[Dataset entries]
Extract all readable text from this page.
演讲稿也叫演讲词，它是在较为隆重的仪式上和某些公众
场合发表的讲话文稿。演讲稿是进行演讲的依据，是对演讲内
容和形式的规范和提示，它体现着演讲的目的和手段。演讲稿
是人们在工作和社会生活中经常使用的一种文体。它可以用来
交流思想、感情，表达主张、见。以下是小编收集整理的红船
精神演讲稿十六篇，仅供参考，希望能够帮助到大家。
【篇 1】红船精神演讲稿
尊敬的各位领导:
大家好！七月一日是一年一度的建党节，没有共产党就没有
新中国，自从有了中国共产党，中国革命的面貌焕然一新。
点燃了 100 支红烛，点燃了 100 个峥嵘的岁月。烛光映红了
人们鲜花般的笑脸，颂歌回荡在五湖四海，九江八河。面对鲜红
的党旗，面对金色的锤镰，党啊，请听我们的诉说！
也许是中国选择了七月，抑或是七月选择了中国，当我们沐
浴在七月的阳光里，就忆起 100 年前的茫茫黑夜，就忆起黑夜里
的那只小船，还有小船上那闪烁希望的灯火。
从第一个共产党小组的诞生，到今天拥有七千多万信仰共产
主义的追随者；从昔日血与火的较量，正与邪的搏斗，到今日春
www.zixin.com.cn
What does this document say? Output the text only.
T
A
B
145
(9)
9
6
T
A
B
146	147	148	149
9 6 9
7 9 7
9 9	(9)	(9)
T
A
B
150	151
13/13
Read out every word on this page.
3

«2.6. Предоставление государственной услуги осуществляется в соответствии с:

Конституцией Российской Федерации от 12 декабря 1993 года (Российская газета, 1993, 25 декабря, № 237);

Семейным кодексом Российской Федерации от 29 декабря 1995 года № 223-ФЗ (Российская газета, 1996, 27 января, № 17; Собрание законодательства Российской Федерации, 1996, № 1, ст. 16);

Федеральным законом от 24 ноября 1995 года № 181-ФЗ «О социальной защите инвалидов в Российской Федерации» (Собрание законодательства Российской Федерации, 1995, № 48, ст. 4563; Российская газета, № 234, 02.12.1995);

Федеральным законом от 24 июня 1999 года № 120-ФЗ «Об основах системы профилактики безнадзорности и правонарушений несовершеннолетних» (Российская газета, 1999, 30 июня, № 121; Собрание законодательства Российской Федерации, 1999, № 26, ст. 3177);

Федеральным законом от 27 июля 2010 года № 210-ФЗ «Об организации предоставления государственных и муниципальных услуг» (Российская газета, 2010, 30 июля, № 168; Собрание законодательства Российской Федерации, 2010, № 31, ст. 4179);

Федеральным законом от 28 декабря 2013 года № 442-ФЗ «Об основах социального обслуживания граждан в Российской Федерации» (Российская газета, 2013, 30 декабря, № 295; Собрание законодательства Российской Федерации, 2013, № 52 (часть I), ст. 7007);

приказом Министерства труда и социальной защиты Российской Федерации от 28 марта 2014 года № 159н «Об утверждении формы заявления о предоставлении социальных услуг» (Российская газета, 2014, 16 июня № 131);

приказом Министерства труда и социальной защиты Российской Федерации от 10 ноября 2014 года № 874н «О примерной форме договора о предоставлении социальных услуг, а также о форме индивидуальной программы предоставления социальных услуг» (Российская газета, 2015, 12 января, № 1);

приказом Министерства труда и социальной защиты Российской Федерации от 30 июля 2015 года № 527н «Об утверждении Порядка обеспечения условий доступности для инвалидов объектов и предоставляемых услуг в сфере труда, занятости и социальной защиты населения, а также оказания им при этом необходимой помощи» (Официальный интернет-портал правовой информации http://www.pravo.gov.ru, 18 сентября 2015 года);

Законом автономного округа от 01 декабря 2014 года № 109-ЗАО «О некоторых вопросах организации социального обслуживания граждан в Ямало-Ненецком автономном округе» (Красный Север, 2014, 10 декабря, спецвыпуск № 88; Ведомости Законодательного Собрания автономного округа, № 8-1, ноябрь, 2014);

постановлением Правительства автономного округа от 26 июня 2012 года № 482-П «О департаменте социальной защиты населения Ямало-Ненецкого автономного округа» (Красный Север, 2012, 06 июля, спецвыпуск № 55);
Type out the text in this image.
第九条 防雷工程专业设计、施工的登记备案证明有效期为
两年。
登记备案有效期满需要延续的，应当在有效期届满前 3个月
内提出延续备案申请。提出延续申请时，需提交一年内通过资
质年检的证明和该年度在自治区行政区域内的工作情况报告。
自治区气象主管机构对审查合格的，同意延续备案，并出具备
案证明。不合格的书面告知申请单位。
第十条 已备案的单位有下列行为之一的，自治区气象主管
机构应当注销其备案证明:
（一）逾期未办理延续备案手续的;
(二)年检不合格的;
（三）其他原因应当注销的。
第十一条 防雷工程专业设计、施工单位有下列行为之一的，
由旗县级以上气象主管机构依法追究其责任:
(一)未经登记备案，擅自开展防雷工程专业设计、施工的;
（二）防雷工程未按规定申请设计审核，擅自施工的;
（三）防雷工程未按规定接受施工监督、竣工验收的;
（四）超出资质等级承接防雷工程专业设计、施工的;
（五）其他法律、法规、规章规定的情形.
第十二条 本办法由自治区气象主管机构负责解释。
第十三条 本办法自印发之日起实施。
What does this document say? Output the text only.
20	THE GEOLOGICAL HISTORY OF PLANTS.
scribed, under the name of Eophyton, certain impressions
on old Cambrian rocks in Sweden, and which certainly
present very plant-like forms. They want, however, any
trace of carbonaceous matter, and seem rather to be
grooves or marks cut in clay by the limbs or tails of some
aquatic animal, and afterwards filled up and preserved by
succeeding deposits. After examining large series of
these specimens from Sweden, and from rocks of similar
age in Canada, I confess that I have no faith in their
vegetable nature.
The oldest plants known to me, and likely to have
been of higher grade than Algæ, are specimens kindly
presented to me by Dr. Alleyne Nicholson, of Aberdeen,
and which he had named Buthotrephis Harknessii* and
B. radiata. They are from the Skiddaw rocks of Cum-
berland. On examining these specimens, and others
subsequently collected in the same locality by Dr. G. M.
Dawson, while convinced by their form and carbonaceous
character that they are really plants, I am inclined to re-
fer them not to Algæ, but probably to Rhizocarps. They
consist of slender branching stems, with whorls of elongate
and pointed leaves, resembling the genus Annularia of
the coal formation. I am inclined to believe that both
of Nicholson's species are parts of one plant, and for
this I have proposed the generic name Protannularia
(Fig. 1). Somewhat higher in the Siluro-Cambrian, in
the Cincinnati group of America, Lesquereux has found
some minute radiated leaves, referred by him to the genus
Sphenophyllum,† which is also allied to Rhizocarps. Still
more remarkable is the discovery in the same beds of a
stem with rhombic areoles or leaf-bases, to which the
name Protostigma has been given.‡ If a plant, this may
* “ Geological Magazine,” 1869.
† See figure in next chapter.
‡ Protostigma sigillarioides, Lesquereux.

▶ [Exercise instructions] Give an exact copy of all the data shown above.

▶ [Solution]
Extract all readable text from this page.
演讲稿也叫演讲词，它是在较为隆重的仪式上和某些公众
场合发表的讲话文稿。演讲稿是进行演讲的依据，是对演讲内
容和形式的规范和提示，它体现着演讲的目的和手段。演讲稿
是人们在工作和社会生活中经常使用的一种文体。它可以用来
交流思想、感情，表达主张、见。以下是小编收集整理的红船
精神演讲稿十六篇，仅供参考，希望能够帮助到大家。
【篇 1】红船精神演讲稿
尊敬的各位领导:
大家好！七月一日是一年一度的建党节，没有共产党就没有
新中国，自从有了中国共产党，中国革命的面貌焕然一新。
点燃了 100 支红烛，点燃了 100 个峥嵘的岁月。烛光映红了
人们鲜花般的笑脸，颂歌回荡在五湖四海，九江八河。面对鲜红
的党旗，面对金色的锤镰，党啊，请听我们的诉说！
也许是中国选择了七月，抑或是七月选择了中国，当我们沐
浴在七月的阳光里，就忆起 100 年前的茫茫黑夜，就忆起黑夜里
的那只小船，还有小船上那闪烁希望的灯火。
从第一个共产党小组的诞生，到今天拥有七千多万信仰共产
主义的追随者；从昔日血与火的较量，正与邪的搏斗，到今日春
www.zixin.com.cn
What does this document say? Output the text only.
T
A
B
145
(9)
9
6
T
A
B
146	147	148	149
9 6 9
7 9 7
9 9	(9)	(9)
T
A
B
150	151
13/13
Read out every word on this page.
3

«2.6. Предоставление государственной услуги осуществляется в соответствии с:

Конституцией Российской Федерации от 12 декабря 1993 года (Российская газета, 1993, 25 декабря, № 237);

Семейным кодексом Российской Федерации от 29 декабря 1995 года № 223-ФЗ (Российская газета, 1996, 27 января, № 17; Собрание законодательства Российской Федерации, 1996, № 1, ст. 16);

Федеральным законом от 24 ноября 1995 года № 181-ФЗ «О социальной защите инвалидов в Российской Федерации» (Собрание законодательства Российской Федерации, 1995, № 48, ст. 4563; Российская газета, № 234, 02.12.1995);

Федеральным законом от 24 июня 1999 года № 120-ФЗ «Об основах системы профилактики безнадзорности и правонарушений несовершеннолетних» (Российская газета, 1999, 30 июня, № 121; Собрание законодательства Российской Федерации, 1999, № 26, ст. 3177);

Федеральным законом от 27 июля 2010 года № 210-ФЗ «Об организации предоставления государственных и муниципальных услуг» (Российская газета, 2010, 30 июля, № 168; Собрание законодательства Российской Федерации, 2010, № 31, ст. 4179);

Федеральным законом от 28 декабря 2013 года № 442-ФЗ «Об основах социального обслуживания граждан в Российской Федерации» (Российская газета, 2013, 30 декабря, № 295; Собрание законодательства Российской Федерации, 2013, № 52 (часть I), ст. 7007);

приказом Министерства труда и социальной защиты Российской Федерации от 28 марта 2014 года № 159н «Об утверждении формы заявления о предоставлении социальных услуг» (Российская газета, 2014, 16 июня № 131);

приказом Министерства труда и социальной защиты Российской Федерации от 10 ноября 2014 года № 874н «О примерной форме договора о предоставлении социальных услуг, а также о форме индивидуальной программы предоставления социальных услуг» (Российская газета, 2015, 12 января, № 1);

приказом Министерства труда и социальной защиты Российской Федерации от 30 июля 2015 года № 527н «Об утверждении Порядка обеспечения условий доступности для инвалидов объектов и предоставляемых услуг в сфере труда, занятости и социальной защиты населения, а также оказания им при этом необходимой помощи» (Официальный интернет-портал правовой информации http://www.pravo.gov.ru, 18 сентября 2015 года);

Законом автономного округа от 01 декабря 2014 года № 109-ЗАО «О некоторых вопросах организации социального обслуживания граждан в Ямало-Ненецком автономном округе» (Красный Север, 2014, 10 декабря, спецвыпуск № 88; Ведомости Законодательного Собрания автономного округа, № 8-1, ноябрь, 2014);

постановлением Правительства автономного округа от 26 июня 2012 года № 482-П «О департаменте социальной защиты населения Ямало-Ненецкого автономного округа» (Красный Север, 2012, 06 июля, спецвыпуск № 55);
Type out the text in this image.
第九条 防雷工程专业设计、施工的登记备案证明有效期为
两年。
登记备案有效期满需要延续的，应当在有效期届满前 3个月
内提出延续备案申请。提出延续申请时，需提交一年内通过资
质年检的证明和该年度在自治区行政区域内的工作情况报告。
自治区气象主管机构对审查合格的，同意延续备案，并出具备
案证明。不合格的书面告知申请单位。
第十条 已备案的单位有下列行为之一的，自治区气象主管
机构应当注销其备案证明:
（一）逾期未办理延续备案手续的;
(二)年检不合格的;
（三）其他原因应当注销的。
第十一条 防雷工程专业设计、施工单位有下列行为之一的，
由旗县级以上气象主管机构依法追究其责任:
(一)未经登记备案，擅自开展防雷工程专业设计、施工的;
（二）防雷工程未按规定申请设计审核，擅自施工的;
（三）防雷工程未按规定接受施工监督、竣工验收的;
（四）超出资质等级承接防雷工程专业设计、施工的;
（五）其他法律、法规、规章规定的情形.
第十二条 本办法由自治区气象主管机构负责解释。
第十三条 本办法自印发之日起实施。
What does this document say? Output the text only.
20	THE GEOLOGICAL HISTORY OF PLANTS.
scribed, under the name of Eophyton, certain impressions
on old Cambrian rocks in Sweden, and which certainly
present very plant-like forms. They want, however, any
trace of carbonaceous matter, and seem rather to be
grooves or marks cut in clay by the limbs or tails of some
aquatic animal, and afterwards filled up and preserved by
succeeding deposits. After examining large series of
these specimens from Sweden, and from rocks of similar
age in Canada, I confess that I have no faith in their
vegetable nature.
The oldest plants known to me, and likely to have
been of higher grade than Algæ, are specimens kindly
presented to me by Dr. Alleyne Nicholson, of Aberdeen,
and which he had named Buthotrephis Harknessii* and
B. radiata. They are from the Skiddaw rocks of Cum-
berland. On examining these specimens, and others
subsequently collected in the same locality by Dr. G. M.
Dawson, while convinced by their form and carbonaceous
character that they are really plants, I am inclined to re-
fer them not to Algæ, but probably to Rhizocarps. They
consist of slender branching stems, with whorls of elongate
and pointed leaves, resembling the genus Annularia of
the coal formation. I am inclined to believe that both
of Nicholson's species are parts of one plant, and for
this I have proposed the generic name Protannularia
(Fig. 1). Somewhat higher in the Siluro-Cambrian, in
the Cincinnati group of America, Lesquereux has found
some minute radiated leaves, referred by him to the genus
Sphenophyllum,† which is also allied to Rhizocarps. Still
more remarkable is the discovery in the same beds of a
stem with rhombic areoles or leaf-bases, to which the
name Protostigma has been given.‡ If a plant, this may
* “ Geological Magazine,” 1869.
† See figure in next chapter.
‡ Protostigma sigillarioides, Lesquereux.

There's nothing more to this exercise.